◆ **Information shown**:
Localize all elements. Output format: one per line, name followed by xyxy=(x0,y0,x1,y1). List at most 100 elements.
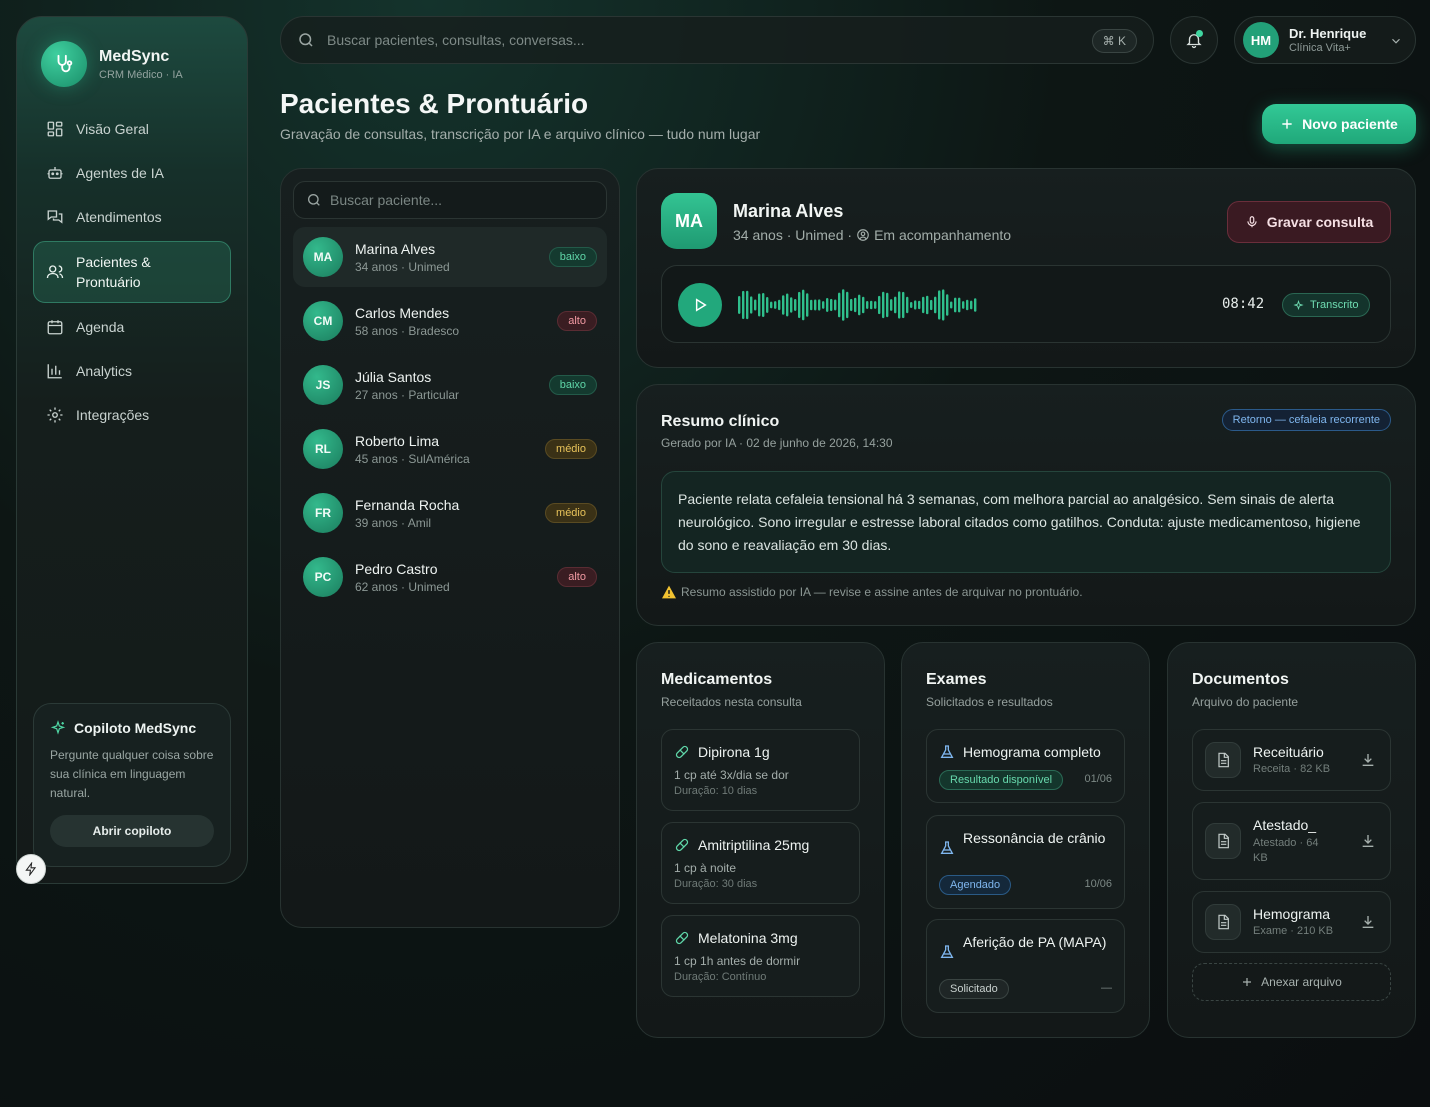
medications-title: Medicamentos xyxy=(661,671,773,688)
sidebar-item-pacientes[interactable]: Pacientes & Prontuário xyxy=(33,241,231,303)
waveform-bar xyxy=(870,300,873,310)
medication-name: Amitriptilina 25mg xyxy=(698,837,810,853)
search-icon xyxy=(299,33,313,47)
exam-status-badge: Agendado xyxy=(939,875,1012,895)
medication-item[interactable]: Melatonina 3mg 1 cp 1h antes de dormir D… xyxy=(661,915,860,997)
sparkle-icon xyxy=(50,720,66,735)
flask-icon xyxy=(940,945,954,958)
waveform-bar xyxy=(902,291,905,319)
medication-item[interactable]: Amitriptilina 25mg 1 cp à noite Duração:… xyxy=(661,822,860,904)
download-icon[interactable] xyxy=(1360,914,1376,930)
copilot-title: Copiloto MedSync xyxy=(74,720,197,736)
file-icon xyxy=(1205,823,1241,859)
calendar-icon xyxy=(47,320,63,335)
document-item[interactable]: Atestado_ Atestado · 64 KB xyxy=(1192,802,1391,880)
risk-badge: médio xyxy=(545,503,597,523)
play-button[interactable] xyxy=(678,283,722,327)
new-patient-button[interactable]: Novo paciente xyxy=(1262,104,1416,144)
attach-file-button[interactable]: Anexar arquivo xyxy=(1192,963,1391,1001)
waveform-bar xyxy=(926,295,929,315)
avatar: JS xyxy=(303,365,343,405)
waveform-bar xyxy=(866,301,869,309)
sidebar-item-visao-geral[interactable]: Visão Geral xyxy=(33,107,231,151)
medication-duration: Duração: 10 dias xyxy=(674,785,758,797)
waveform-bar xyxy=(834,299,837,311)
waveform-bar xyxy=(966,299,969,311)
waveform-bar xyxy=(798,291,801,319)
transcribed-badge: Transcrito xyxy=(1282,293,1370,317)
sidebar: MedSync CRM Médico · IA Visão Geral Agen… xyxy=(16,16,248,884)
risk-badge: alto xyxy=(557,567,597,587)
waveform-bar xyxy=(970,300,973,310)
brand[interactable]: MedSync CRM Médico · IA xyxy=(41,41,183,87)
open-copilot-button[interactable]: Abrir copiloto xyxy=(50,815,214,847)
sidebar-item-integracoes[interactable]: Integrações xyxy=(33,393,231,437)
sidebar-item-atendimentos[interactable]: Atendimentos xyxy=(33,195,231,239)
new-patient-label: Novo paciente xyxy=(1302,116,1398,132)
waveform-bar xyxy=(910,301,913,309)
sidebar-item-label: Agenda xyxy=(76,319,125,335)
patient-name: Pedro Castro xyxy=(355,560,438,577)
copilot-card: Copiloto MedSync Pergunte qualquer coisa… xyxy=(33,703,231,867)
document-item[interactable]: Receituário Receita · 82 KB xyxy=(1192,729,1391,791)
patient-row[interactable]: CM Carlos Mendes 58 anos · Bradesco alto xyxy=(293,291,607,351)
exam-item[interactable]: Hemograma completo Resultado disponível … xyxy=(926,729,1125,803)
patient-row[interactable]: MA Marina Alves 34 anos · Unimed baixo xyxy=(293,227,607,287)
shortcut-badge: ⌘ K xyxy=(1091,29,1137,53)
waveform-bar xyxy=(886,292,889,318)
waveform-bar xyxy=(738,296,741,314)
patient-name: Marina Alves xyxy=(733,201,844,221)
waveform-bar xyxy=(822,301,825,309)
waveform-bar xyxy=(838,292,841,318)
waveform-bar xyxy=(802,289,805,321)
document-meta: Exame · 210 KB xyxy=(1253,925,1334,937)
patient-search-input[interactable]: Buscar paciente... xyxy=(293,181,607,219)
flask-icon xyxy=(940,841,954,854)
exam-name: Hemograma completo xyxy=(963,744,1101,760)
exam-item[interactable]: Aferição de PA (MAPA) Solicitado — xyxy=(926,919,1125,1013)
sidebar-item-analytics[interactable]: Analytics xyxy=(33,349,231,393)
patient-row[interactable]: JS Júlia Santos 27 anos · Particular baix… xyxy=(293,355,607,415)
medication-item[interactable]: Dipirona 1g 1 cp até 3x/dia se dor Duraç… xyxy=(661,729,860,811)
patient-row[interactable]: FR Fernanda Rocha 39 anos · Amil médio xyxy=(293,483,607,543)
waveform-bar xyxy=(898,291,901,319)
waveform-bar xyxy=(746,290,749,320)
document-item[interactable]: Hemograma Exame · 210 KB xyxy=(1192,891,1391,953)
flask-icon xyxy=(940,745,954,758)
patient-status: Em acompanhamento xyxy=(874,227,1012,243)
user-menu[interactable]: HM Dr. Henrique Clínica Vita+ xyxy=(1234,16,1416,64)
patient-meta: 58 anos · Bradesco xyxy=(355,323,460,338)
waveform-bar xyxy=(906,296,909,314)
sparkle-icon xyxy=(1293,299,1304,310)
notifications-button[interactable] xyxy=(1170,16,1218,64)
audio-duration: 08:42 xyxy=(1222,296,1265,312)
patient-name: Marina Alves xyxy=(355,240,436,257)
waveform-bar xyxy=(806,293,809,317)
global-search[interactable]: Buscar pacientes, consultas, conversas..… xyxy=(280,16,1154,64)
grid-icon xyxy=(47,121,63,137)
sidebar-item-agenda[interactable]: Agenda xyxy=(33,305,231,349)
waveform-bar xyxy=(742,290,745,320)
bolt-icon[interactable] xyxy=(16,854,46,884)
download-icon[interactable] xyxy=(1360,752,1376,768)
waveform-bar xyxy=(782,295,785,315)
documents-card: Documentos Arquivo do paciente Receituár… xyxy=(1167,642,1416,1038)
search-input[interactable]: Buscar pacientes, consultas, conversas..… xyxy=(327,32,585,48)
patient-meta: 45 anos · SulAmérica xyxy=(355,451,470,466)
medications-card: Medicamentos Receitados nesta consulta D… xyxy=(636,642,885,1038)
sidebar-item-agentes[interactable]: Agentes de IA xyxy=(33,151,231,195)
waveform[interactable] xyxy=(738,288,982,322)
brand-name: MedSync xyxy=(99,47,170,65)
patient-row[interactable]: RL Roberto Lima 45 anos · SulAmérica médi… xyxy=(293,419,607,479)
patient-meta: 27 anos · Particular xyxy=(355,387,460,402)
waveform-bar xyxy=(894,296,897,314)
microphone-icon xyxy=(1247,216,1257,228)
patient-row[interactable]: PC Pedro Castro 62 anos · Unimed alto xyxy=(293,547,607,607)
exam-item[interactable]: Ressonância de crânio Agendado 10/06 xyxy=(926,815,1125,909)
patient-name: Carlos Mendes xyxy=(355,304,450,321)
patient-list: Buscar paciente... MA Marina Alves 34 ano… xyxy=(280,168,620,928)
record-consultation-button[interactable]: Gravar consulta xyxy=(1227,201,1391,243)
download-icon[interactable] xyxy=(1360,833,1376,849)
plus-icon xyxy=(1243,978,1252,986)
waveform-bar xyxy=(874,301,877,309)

...

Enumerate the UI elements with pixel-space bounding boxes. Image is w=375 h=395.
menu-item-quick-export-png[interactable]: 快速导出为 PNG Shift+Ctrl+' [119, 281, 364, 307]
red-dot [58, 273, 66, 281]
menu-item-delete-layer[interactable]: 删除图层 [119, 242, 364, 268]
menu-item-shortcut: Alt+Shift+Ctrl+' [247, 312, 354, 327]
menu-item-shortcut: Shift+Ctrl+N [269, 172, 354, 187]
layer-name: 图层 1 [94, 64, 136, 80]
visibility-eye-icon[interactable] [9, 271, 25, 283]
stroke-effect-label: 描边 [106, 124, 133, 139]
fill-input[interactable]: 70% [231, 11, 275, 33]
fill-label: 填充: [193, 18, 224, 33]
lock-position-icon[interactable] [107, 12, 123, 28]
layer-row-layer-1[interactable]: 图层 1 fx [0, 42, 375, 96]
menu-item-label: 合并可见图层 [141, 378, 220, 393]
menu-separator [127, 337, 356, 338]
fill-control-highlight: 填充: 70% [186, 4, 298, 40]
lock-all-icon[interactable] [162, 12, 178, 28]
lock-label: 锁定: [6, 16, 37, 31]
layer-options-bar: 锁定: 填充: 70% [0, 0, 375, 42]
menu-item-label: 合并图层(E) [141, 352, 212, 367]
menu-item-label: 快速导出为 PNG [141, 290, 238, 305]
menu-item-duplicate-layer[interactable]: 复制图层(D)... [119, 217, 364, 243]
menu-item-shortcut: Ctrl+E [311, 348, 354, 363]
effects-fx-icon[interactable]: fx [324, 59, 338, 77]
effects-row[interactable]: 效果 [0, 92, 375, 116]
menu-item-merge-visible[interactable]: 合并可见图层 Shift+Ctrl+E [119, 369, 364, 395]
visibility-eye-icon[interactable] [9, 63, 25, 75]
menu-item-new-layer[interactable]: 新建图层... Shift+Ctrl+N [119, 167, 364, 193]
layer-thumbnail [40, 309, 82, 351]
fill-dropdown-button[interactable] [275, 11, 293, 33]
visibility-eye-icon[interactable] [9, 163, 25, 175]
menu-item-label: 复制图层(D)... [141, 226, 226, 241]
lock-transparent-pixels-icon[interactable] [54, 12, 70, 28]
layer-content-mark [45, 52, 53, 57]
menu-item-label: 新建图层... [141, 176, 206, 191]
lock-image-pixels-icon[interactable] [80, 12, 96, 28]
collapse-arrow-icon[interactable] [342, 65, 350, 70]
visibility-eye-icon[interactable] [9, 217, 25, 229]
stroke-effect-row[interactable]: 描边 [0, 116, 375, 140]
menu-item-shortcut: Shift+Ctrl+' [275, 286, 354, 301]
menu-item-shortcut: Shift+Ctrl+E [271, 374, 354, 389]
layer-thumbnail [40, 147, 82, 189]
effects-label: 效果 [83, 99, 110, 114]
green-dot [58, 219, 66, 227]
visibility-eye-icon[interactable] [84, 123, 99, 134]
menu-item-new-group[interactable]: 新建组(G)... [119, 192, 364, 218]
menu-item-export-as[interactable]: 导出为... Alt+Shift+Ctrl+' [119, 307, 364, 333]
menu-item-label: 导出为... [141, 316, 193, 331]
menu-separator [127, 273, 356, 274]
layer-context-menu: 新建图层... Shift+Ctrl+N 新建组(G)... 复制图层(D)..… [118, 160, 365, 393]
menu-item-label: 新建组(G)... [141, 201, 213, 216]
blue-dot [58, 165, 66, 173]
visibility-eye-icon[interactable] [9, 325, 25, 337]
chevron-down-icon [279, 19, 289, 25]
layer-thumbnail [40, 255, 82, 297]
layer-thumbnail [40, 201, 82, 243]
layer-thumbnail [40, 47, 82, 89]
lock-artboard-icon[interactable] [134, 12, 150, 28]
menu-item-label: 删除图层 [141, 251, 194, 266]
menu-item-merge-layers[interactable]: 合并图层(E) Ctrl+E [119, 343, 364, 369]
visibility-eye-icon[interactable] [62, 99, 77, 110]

---

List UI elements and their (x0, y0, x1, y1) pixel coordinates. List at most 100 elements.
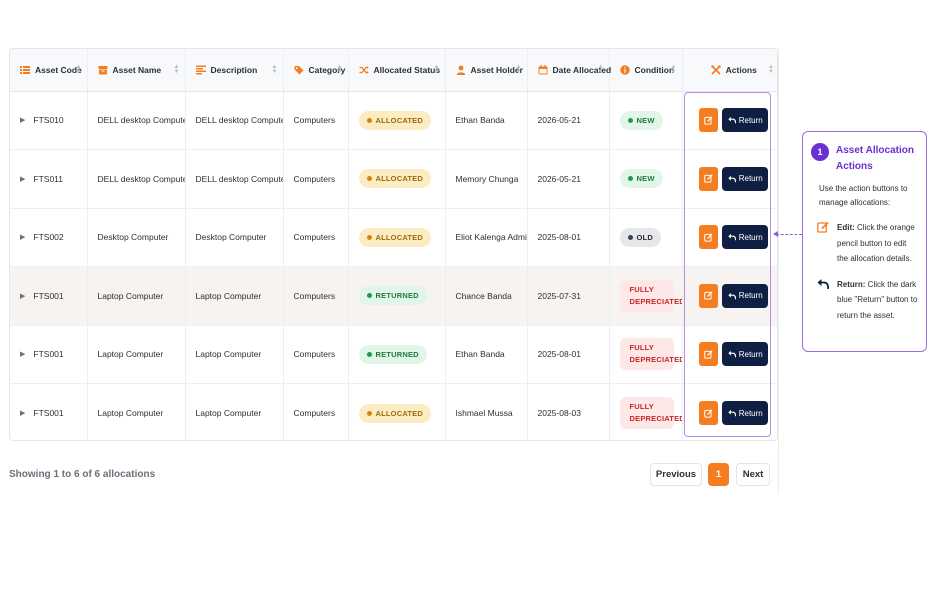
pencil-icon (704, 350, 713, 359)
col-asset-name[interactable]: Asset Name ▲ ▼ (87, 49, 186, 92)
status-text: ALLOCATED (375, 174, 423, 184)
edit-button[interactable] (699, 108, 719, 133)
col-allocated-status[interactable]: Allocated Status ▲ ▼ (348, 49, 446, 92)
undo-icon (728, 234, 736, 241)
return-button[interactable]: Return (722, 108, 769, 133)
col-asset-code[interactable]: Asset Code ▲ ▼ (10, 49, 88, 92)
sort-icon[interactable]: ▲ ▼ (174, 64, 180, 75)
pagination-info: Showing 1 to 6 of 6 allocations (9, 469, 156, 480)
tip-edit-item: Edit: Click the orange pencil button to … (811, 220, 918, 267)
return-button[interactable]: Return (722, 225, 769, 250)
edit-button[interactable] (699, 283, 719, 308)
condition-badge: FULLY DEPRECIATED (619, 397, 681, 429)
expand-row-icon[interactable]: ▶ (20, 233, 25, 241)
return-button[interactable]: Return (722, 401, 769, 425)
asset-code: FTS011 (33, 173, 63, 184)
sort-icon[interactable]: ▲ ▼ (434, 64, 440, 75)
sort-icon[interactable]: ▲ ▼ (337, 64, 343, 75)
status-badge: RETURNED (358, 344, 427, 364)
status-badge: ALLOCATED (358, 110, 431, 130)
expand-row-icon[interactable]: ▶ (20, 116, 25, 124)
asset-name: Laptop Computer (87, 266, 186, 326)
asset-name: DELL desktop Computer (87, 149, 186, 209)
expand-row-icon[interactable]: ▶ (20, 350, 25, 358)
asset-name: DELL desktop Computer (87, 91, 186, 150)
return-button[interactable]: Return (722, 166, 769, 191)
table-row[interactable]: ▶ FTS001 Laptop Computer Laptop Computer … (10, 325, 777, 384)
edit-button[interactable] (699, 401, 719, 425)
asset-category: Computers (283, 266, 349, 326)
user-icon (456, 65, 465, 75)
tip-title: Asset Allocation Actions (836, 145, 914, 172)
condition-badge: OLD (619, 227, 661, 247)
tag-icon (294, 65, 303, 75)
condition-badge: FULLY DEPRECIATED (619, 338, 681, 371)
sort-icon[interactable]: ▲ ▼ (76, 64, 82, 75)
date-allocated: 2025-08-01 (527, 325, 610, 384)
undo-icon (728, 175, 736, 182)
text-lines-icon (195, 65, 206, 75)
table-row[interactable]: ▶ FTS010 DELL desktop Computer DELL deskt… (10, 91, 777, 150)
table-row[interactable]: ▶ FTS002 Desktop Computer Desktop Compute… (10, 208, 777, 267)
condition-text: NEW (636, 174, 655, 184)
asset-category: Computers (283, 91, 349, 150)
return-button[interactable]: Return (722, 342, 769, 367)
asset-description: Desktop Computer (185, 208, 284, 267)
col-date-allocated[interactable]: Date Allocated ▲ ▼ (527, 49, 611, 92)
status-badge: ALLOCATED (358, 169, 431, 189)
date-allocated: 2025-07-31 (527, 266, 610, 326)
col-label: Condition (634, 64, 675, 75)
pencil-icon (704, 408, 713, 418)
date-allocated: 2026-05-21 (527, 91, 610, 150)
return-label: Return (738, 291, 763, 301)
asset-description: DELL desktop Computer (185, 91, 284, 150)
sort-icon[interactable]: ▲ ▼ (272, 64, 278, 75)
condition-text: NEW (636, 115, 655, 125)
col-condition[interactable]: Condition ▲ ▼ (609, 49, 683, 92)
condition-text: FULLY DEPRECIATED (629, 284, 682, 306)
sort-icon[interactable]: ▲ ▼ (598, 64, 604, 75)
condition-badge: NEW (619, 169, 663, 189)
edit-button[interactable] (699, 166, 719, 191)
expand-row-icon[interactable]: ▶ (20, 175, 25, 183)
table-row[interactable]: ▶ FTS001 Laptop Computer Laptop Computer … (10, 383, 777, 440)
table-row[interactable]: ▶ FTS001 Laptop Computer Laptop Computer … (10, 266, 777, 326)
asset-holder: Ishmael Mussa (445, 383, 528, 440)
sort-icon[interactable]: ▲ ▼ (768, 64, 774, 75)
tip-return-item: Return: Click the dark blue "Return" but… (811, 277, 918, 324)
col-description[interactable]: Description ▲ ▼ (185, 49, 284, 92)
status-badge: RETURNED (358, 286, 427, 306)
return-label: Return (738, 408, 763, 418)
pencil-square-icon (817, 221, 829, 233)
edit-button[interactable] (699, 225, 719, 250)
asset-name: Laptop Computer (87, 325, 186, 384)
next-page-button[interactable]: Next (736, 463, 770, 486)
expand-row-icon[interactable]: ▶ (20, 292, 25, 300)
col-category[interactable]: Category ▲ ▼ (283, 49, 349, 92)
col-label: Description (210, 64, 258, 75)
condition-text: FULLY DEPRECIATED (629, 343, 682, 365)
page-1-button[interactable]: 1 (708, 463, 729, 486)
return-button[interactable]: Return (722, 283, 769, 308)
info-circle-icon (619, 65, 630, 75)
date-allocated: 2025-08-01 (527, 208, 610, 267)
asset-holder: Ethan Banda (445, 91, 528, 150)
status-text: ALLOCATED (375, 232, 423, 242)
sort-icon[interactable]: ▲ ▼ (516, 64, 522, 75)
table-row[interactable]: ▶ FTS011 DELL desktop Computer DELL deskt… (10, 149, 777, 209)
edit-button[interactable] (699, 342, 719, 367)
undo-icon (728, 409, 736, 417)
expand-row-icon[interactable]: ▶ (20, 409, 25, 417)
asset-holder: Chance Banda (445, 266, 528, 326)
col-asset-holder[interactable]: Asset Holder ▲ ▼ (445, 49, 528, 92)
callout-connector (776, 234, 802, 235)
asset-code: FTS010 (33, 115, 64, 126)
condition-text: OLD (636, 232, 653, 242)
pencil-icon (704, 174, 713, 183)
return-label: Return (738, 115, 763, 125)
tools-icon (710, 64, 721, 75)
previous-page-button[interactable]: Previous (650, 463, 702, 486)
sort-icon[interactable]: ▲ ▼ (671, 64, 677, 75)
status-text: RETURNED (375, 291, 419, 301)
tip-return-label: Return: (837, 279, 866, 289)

◆ **What is needed**: Can you reproduce the data from the line containing "pencil-icon (704, 350, 713, 359)" through the line containing "text-lines-icon (195, 65, 206, 75)", both included, without any changes?

◆ **Answer to this exercise**:
pencil-icon (704, 350, 713, 359)
col-asset-name[interactable]: Asset Name ▲ ▼ (87, 49, 186, 92)
status-text: ALLOCATED (375, 174, 423, 184)
edit-button[interactable] (699, 108, 719, 133)
col-allocated-status[interactable]: Allocated Status ▲ ▼ (348, 49, 446, 92)
undo-icon (728, 234, 736, 241)
return-button[interactable]: Return (722, 108, 769, 133)
col-asset-code[interactable]: Asset Code ▲ ▼ (10, 49, 88, 92)
sort-icon[interactable]: ▲ ▼ (174, 64, 180, 75)
pagination-info: Showing 1 to 6 of 6 allocations (9, 469, 156, 480)
tip-edit-item: Edit: Click the orange pencil button to … (811, 220, 918, 267)
return-button[interactable]: Return (722, 225, 769, 250)
edit-button[interactable] (699, 283, 719, 308)
condition-badge: FULLY DEPRECIATED (619, 397, 681, 429)
expand-row-icon[interactable]: ▶ (20, 233, 25, 241)
return-button[interactable]: Return (722, 401, 769, 425)
asset-code: FTS011 (33, 173, 63, 184)
sort-icon[interactable]: ▲ ▼ (434, 64, 440, 75)
sort-icon[interactable]: ▲ ▼ (337, 64, 343, 75)
status-badge: RETURNED (358, 344, 427, 364)
status-badge: ALLOCATED (358, 110, 431, 130)
expand-row-icon[interactable]: ▶ (20, 116, 25, 124)
asset-name: Laptop Computer (87, 266, 186, 326)
asset-name: DELL desktop Computer (87, 149, 186, 209)
expand-row-icon[interactable]: ▶ (20, 350, 25, 358)
asset-name: DELL desktop Computer (87, 91, 186, 150)
return-button[interactable]: Return (722, 166, 769, 191)
table-row[interactable]: ▶ FTS001 Laptop Computer Laptop Computer … (10, 325, 777, 384)
edit-button[interactable] (699, 401, 719, 425)
asset-category: Computers (283, 266, 349, 326)
user-icon (456, 65, 465, 75)
tip-title: Asset Allocation Actions (836, 145, 914, 172)
condition-badge: OLD (619, 227, 661, 247)
tag-icon (294, 65, 303, 75)
condition-badge: FULLY DEPRECIATED (619, 338, 681, 371)
sort-icon[interactable]: ▲ ▼ (76, 64, 82, 75)
date-allocated: 2025-08-01 (527, 325, 610, 384)
undo-icon (728, 175, 736, 182)
text-lines-icon (195, 65, 206, 75)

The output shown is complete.